──────── Records to use
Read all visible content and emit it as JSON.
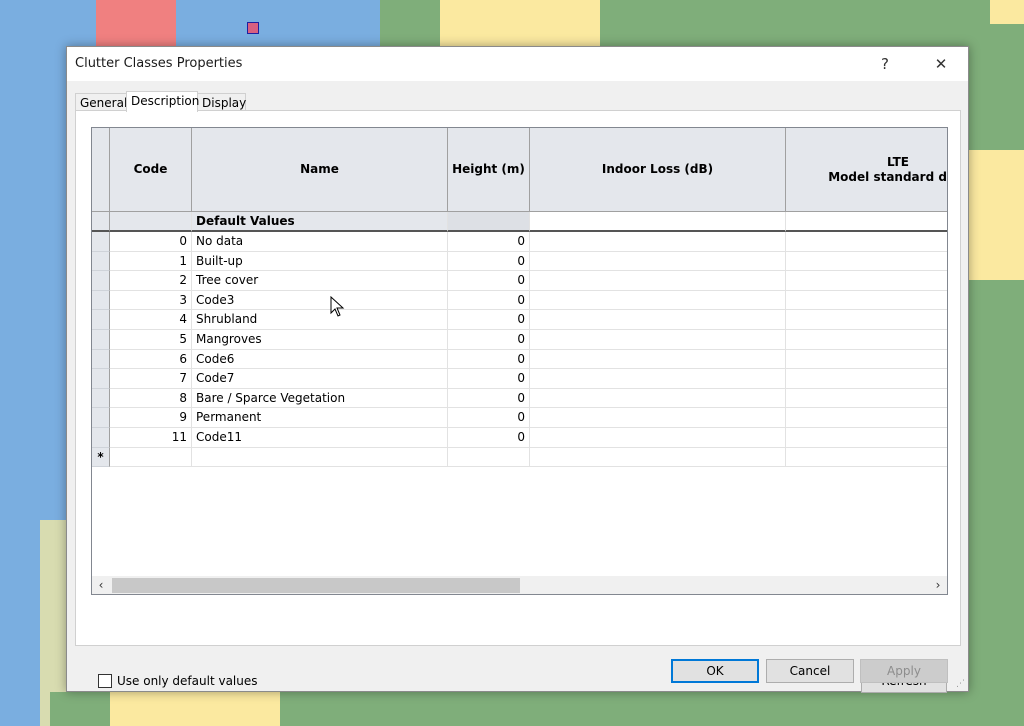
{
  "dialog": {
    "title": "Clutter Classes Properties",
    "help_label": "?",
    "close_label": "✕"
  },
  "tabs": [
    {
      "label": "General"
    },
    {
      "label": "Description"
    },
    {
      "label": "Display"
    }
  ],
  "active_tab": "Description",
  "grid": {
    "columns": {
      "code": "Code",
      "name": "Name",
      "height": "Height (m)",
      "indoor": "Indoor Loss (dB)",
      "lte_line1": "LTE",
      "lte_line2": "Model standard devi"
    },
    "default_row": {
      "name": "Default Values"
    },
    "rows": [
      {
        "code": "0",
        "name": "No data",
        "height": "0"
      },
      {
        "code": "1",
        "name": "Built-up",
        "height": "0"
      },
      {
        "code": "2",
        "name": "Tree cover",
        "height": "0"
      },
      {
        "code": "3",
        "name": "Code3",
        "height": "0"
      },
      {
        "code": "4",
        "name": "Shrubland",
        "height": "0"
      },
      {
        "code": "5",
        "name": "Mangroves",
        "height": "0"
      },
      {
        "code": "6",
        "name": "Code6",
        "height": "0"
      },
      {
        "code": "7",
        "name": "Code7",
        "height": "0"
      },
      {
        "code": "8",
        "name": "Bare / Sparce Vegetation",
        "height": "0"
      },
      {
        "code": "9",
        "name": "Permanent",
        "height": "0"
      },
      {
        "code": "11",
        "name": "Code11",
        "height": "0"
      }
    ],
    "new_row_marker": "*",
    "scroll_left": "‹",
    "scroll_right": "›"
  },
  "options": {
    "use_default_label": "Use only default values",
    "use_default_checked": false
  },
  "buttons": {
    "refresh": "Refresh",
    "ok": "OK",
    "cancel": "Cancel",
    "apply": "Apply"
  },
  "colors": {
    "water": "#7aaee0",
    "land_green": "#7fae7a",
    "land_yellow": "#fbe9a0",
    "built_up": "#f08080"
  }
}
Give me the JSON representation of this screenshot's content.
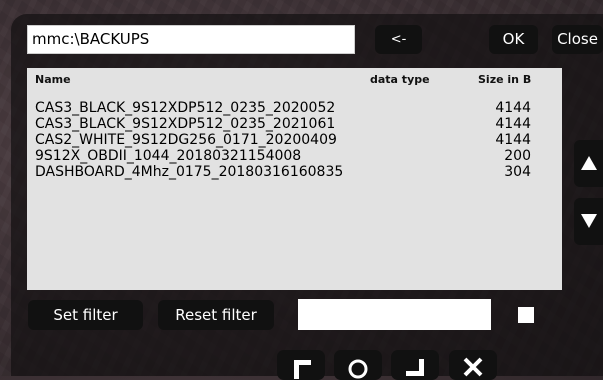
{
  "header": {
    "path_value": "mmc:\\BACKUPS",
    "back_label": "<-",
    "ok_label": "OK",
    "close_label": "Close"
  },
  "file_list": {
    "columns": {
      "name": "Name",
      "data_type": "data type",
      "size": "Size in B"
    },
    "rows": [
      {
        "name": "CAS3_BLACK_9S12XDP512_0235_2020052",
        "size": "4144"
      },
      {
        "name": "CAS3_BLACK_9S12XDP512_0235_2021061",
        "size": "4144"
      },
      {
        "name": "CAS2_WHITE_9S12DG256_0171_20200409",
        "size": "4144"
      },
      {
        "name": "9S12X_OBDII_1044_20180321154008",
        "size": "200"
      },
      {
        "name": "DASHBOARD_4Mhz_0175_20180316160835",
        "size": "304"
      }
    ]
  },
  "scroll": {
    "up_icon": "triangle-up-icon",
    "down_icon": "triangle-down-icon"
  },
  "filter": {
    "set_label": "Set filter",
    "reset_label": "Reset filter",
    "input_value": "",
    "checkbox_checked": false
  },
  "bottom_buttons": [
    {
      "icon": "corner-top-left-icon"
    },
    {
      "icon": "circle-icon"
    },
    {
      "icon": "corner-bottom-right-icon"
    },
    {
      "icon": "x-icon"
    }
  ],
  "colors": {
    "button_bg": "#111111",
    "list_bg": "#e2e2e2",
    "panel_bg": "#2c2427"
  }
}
────────────────
#### Set task
Select, from the listing, all lines that include the word "triangle".

#### Completed task
    "up_icon": "triangle-up-icon",
    "down_icon": "triangle-down-icon"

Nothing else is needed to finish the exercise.